Write out the whole listing word for word.

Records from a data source
━━━━━━━━━━
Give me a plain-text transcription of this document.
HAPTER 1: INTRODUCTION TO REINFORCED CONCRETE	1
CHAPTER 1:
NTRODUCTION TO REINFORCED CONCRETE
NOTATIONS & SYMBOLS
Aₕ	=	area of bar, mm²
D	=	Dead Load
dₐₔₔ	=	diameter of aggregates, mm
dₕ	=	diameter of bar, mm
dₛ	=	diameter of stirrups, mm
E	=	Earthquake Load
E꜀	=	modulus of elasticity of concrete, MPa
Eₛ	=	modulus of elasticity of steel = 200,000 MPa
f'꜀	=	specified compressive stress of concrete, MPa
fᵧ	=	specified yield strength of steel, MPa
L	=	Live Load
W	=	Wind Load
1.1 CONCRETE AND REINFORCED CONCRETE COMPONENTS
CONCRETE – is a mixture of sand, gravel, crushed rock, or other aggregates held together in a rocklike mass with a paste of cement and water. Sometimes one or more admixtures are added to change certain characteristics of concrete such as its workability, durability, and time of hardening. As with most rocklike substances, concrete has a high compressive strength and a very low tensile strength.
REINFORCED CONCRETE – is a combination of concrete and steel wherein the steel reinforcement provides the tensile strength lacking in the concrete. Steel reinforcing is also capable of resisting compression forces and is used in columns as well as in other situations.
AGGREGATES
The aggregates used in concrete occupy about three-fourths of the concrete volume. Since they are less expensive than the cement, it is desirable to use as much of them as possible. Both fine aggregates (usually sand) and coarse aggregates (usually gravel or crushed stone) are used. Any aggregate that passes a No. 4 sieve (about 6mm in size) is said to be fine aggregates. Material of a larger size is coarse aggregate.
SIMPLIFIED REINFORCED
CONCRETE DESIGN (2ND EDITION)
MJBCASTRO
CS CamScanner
━━━━━━━━━━
Finished task:
Give me a plain-text transcription of this document.
HAPTER 1: INTRODUCTION TO REINFORCED CONCRETE	1
CHAPTER 1:
NTRODUCTION TO REINFORCED CONCRETE
NOTATIONS & SYMBOLS
Aₕ	=	area of bar, mm²
D	=	Dead Load
dₐₔₔ	=	diameter of aggregates, mm
dₕ	=	diameter of bar, mm
dₛ	=	diameter of stirrups, mm
E	=	Earthquake Load
E꜀	=	modulus of elasticity of concrete, MPa
Eₛ	=	modulus of elasticity of steel = 200,000 MPa
f'꜀	=	specified compressive stress of concrete, MPa
fᵧ	=	specified yield strength of steel, MPa
L	=	Live Load
W	=	Wind Load
1.1 CONCRETE AND REINFORCED CONCRETE COMPONENTS
CONCRETE – is a mixture of sand, gravel, crushed rock, or other aggregates held together in a rocklike mass with a paste of cement and water. Sometimes one or more admixtures are added to change certain characteristics of concrete such as its workability, durability, and time of hardening. As with most rocklike substances, concrete has a high compressive strength and a very low tensile strength.
REINFORCED CONCRETE – is a combination of concrete and steel wherein the steel reinforcement provides the tensile strength lacking in the concrete. Steel reinforcing is also capable of resisting compression forces and is used in columns as well as in other situations.
AGGREGATES
The aggregates used in concrete occupy about three-fourths of the concrete volume. Since they are less expensive than the cement, it is desirable to use as much of them as possible. Both fine aggregates (usually sand) and coarse aggregates (usually gravel or crushed stone) are used. Any aggregate that passes a No. 4 sieve (about 6mm in size) is said to be fine aggregates. Material of a larger size is coarse aggregate.
SIMPLIFIED REINFORCED
CONCRETE DESIGN (2ND EDITION)
MJBCASTRO
CS CamScanner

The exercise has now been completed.